--- INPUT DATA ---
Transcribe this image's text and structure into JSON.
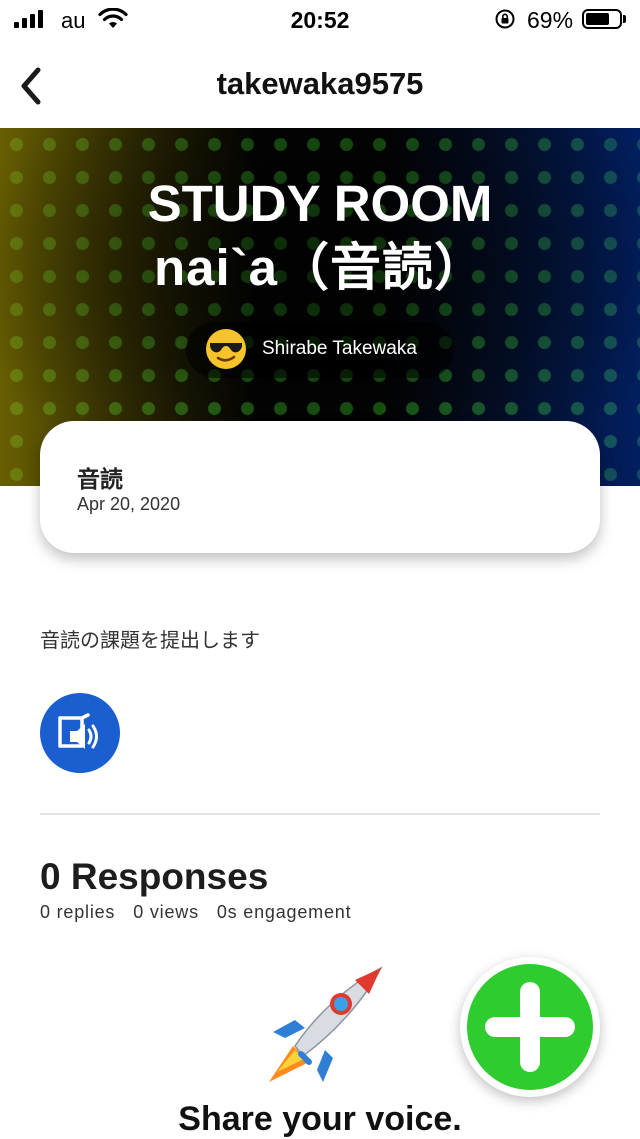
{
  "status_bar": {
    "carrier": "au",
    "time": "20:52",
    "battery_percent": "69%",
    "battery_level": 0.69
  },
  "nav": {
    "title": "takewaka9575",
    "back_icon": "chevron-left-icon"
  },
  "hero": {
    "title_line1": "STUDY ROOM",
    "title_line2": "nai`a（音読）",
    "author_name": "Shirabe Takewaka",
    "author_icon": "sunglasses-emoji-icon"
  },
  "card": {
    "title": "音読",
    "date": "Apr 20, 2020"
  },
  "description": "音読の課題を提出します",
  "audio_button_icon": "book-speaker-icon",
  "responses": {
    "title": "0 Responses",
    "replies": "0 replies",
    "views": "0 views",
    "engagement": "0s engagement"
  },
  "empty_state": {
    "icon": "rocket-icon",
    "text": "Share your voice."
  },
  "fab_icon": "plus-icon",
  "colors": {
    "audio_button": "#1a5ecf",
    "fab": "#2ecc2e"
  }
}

--- TO BE DONE ---
Make a word-for-word copy of the entries, without any pictures.

--- REPLY TO THE TASK ---
Transcribe this image's text and structure into JSON.
{
  "status_bar": {
    "carrier": "au",
    "time": "20:52",
    "battery_percent": "69%",
    "battery_level": 0.69
  },
  "nav": {
    "title": "takewaka9575",
    "back_icon": "chevron-left-icon"
  },
  "hero": {
    "title_line1": "STUDY ROOM",
    "title_line2": "nai`a（音読）",
    "author_name": "Shirabe Takewaka",
    "author_icon": "sunglasses-emoji-icon"
  },
  "card": {
    "title": "音読",
    "date": "Apr 20, 2020"
  },
  "description": "音読の課題を提出します",
  "audio_button_icon": "book-speaker-icon",
  "responses": {
    "title": "0 Responses",
    "replies": "0 replies",
    "views": "0 views",
    "engagement": "0s engagement"
  },
  "empty_state": {
    "icon": "rocket-icon",
    "text": "Share your voice."
  },
  "fab_icon": "plus-icon",
  "colors": {
    "audio_button": "#1a5ecf",
    "fab": "#2ecc2e"
  }
}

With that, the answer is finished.